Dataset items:
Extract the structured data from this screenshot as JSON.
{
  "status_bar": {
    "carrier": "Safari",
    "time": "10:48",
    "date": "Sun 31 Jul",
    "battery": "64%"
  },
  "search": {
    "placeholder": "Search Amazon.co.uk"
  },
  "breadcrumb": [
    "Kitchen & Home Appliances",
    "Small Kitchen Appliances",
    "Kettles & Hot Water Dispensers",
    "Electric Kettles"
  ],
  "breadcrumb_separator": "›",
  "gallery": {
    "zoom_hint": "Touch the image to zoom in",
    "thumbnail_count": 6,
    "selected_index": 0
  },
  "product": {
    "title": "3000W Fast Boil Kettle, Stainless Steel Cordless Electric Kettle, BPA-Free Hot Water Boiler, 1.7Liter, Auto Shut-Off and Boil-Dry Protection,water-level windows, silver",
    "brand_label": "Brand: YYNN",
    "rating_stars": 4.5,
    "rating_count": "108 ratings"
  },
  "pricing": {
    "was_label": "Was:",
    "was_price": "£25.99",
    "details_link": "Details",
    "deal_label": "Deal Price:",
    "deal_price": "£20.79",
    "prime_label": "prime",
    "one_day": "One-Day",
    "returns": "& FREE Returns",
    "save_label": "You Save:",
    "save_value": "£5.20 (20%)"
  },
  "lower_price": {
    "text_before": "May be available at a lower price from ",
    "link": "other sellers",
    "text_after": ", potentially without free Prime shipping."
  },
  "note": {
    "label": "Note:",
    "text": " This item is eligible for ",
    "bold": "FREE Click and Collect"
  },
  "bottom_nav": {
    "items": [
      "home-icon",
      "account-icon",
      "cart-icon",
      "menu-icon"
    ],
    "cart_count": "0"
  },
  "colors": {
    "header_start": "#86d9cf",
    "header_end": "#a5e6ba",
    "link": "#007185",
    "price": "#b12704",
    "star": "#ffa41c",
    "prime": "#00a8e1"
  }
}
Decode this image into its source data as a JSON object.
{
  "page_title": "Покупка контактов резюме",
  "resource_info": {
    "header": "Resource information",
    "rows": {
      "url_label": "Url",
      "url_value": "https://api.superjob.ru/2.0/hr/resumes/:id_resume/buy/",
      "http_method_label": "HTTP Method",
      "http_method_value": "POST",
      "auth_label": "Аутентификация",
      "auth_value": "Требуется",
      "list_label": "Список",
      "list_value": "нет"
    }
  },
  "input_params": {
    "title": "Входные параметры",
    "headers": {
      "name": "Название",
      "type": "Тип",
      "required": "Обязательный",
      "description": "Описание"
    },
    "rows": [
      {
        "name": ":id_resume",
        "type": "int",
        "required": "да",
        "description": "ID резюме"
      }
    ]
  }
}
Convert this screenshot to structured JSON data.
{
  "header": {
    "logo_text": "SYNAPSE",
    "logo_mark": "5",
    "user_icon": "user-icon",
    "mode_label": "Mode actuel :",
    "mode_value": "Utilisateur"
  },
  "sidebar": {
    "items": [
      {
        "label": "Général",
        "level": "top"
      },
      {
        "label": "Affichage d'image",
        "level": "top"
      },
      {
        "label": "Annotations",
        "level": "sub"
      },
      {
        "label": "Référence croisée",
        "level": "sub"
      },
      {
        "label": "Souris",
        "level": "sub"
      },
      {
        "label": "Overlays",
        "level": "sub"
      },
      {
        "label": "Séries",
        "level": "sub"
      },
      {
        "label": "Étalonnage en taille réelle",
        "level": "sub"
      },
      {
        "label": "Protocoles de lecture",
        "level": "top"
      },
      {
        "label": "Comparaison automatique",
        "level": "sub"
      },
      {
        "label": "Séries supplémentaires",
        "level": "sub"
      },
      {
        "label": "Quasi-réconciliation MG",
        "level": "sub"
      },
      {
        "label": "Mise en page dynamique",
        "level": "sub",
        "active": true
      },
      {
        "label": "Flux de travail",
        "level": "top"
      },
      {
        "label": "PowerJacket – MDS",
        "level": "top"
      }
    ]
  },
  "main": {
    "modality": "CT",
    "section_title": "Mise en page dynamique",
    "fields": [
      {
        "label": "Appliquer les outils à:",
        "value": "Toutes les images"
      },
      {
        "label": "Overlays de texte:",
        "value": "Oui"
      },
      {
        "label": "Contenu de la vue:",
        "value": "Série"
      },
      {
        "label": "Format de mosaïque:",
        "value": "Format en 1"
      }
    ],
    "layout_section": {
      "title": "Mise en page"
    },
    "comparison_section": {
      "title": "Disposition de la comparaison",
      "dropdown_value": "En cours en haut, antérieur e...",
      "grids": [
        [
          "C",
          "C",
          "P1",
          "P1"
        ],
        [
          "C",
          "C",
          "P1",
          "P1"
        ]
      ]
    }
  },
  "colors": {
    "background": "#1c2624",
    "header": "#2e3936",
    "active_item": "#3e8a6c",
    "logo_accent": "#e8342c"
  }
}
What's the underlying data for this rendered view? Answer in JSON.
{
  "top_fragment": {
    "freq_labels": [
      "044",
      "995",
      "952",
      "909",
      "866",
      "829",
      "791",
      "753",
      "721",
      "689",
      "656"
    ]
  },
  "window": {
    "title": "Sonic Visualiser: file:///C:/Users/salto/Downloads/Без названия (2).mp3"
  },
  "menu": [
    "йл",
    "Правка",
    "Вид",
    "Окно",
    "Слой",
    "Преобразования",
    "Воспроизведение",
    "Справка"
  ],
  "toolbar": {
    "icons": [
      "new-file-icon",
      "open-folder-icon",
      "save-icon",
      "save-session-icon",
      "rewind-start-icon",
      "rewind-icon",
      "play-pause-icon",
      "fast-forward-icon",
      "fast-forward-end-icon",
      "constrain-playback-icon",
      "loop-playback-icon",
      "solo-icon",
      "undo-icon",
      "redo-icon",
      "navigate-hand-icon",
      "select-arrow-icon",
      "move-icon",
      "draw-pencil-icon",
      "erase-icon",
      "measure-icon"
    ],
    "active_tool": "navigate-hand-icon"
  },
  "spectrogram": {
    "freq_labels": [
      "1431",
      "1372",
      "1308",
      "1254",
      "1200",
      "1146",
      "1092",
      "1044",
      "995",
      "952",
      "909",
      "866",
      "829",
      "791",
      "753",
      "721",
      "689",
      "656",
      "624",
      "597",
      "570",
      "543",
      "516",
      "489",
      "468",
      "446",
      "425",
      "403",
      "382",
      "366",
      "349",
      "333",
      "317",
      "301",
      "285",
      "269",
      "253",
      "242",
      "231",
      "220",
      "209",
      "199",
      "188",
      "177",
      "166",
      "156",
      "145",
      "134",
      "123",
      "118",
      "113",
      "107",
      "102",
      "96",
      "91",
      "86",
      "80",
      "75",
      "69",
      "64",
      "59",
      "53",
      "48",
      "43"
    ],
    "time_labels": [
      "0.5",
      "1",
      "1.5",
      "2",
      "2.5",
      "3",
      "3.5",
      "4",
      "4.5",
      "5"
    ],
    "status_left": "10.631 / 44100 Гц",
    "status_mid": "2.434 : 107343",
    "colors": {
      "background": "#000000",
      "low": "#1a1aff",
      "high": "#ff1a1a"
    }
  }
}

Job -
Repeat all the entries word for word.

Answer to this problem -
Extract the structured data from this screenshot as JSON.
{
  "status_bar": {
    "carrier": "Safari",
    "time": "10:48",
    "date": "Sun 31 Jul",
    "battery": "64%"
  },
  "search": {
    "placeholder": "Search Amazon.co.uk"
  },
  "breadcrumb": [
    "Kitchen & Home Appliances",
    "Small Kitchen Appliances",
    "Kettles & Hot Water Dispensers",
    "Electric Kettles"
  ],
  "breadcrumb_separator": "›",
  "gallery": {
    "zoom_hint": "Touch the image to zoom in",
    "thumbnail_count": 6,
    "selected_index": 0
  },
  "product": {
    "title": "3000W Fast Boil Kettle, Stainless Steel Cordless Electric Kettle, BPA-Free Hot Water Boiler, 1.7Liter, Auto Shut-Off and Boil-Dry Protection,water-level windows, silver",
    "brand_label": "Brand: YYNN",
    "rating_stars": 4.5,
    "rating_count": "108 ratings"
  },
  "pricing": {
    "was_label": "Was:",
    "was_price": "£25.99",
    "details_link": "Details",
    "deal_label": "Deal Price:",
    "deal_price": "£20.79",
    "prime_label": "prime",
    "one_day": "One-Day",
    "returns": "& FREE Returns",
    "save_label": "You Save:",
    "save_value": "£5.20 (20%)"
  },
  "lower_price": {
    "text_before": "May be available at a lower price from ",
    "link": "other sellers",
    "text_after": ", potentially without free Prime shipping."
  },
  "note": {
    "label": "Note:",
    "text": " This item is eligible for ",
    "bold": "FREE Click and Collect"
  },
  "bottom_nav": {
    "items": [
      "home-icon",
      "account-icon",
      "cart-icon",
      "menu-icon"
    ],
    "cart_count": "0"
  },
  "colors": {
    "header_start": "#86d9cf",
    "header_end": "#a5e6ba",
    "link": "#007185",
    "price": "#b12704",
    "star": "#ffa41c",
    "prime": "#00a8e1"
  }
}
Decode this image into its source data as a JSON object.
{
  "page_title": "Покупка контактов резюме",
  "resource_info": {
    "header": "Resource information",
    "rows": {
      "url_label": "Url",
      "url_value": "https://api.superjob.ru/2.0/hr/resumes/:id_resume/buy/",
      "http_method_label": "HTTP Method",
      "http_method_value": "POST",
      "auth_label": "Аутентификация",
      "auth_value": "Требуется",
      "list_label": "Список",
      "list_value": "нет"
    }
  },
  "input_params": {
    "title": "Входные параметры",
    "headers": {
      "name": "Название",
      "type": "Тип",
      "required": "Обязательный",
      "description": "Описание"
    },
    "rows": [
      {
        "name": ":id_resume",
        "type": "int",
        "required": "да",
        "description": "ID резюме"
      }
    ]
  }
}
Convert this screenshot to structured JSON data.
{
  "header": {
    "logo_text": "SYNAPSE",
    "logo_mark": "5",
    "user_icon": "user-icon",
    "mode_label": "Mode actuel :",
    "mode_value": "Utilisateur"
  },
  "sidebar": {
    "items": [
      {
        "label": "Général",
        "level": "top"
      },
      {
        "label": "Affichage d'image",
        "level": "top"
      },
      {
        "label": "Annotations",
        "level": "sub"
      },
      {
        "label": "Référence croisée",
        "level": "sub"
      },
      {
        "label": "Souris",
        "level": "sub"
      },
      {
        "label": "Overlays",
        "level": "sub"
      },
      {
        "label": "Séries",
        "level": "sub"
      },
      {
        "label": "Étalonnage en taille réelle",
        "level": "sub"
      },
      {
        "label": "Protocoles de lecture",
        "level": "top"
      },
      {
        "label": "Comparaison automatique",
        "level": "sub"
      },
      {
        "label": "Séries supplémentaires",
        "level": "sub"
      },
      {
        "label": "Quasi-réconciliation MG",
        "level": "sub"
      },
      {
        "label": "Mise en page dynamique",
        "level": "sub",
        "active": true
      },
      {
        "label": "Flux de travail",
        "level": "top"
      },
      {
        "label": "PowerJacket – MDS",
        "level": "top"
      }
    ]
  },
  "main": {
    "modality": "CT",
    "section_title": "Mise en page dynamique",
    "fields": [
      {
        "label": "Appliquer les outils à:",
        "value": "Toutes les images"
      },
      {
        "label": "Overlays de texte:",
        "value": "Oui"
      },
      {
        "label": "Contenu de la vue:",
        "value": "Série"
      },
      {
        "label": "Format de mosaïque:",
        "value": "Format en 1"
      }
    ],
    "layout_section": {
      "title": "Mise en page"
    },
    "comparison_section": {
      "title": "Disposition de la comparaison",
      "dropdown_value": "En cours en haut, antérieur e...",
      "grids": [
        [
          "C",
          "C",
          "P1",
          "P1"
        ],
        [
          "C",
          "C",
          "P1",
          "P1"
        ]
      ]
    }
  },
  "colors": {
    "background": "#1c2624",
    "header": "#2e3936",
    "active_item": "#3e8a6c",
    "logo_accent": "#e8342c"
  }
}
What's the underlying data for this rendered view? Answer in JSON.
{
  "top_fragment": {
    "freq_labels": [
      "044",
      "995",
      "952",
      "909",
      "866",
      "829",
      "791",
      "753",
      "721",
      "689",
      "656"
    ]
  },
  "window": {
    "title": "Sonic Visualiser: file:///C:/Users/salto/Downloads/Без названия (2).mp3"
  },
  "menu": [
    "йл",
    "Правка",
    "Вид",
    "Окно",
    "Слой",
    "Преобразования",
    "Воспроизведение",
    "Справка"
  ],
  "toolbar": {
    "icons": [
      "new-file-icon",
      "open-folder-icon",
      "save-icon",
      "save-session-icon",
      "rewind-start-icon",
      "rewind-icon",
      "play-pause-icon",
      "fast-forward-icon",
      "fast-forward-end-icon",
      "constrain-playback-icon",
      "loop-playback-icon",
      "solo-icon",
      "undo-icon",
      "redo-icon",
      "navigate-hand-icon",
      "select-arrow-icon",
      "move-icon",
      "draw-pencil-icon",
      "erase-icon",
      "measure-icon"
    ],
    "active_tool": "navigate-hand-icon"
  },
  "spectrogram": {
    "freq_labels": [
      "1431",
      "1372",
      "1308",
      "1254",
      "1200",
      "1146",
      "1092",
      "1044",
      "995",
      "952",
      "909",
      "866",
      "829",
      "791",
      "753",
      "721",
      "689",
      "656",
      "624",
      "597",
      "570",
      "543",
      "516",
      "489",
      "468",
      "446",
      "425",
      "403",
      "382",
      "366",
      "349",
      "333",
      "317",
      "301",
      "285",
      "269",
      "253",
      "242",
      "231",
      "220",
      "209",
      "199",
      "188",
      "177",
      "166",
      "156",
      "145",
      "134",
      "123",
      "118",
      "113",
      "107",
      "102",
      "96",
      "91",
      "86",
      "80",
      "75",
      "69",
      "64",
      "59",
      "53",
      "48",
      "43"
    ],
    "time_labels": [
      "0.5",
      "1",
      "1.5",
      "2",
      "2.5",
      "3",
      "3.5",
      "4",
      "4.5",
      "5"
    ],
    "status_left": "10.631 / 44100 Гц",
    "status_mid": "2.434 : 107343",
    "colors": {
      "background": "#000000",
      "low": "#1a1aff",
      "high": "#ff1a1a"
    }
  }
}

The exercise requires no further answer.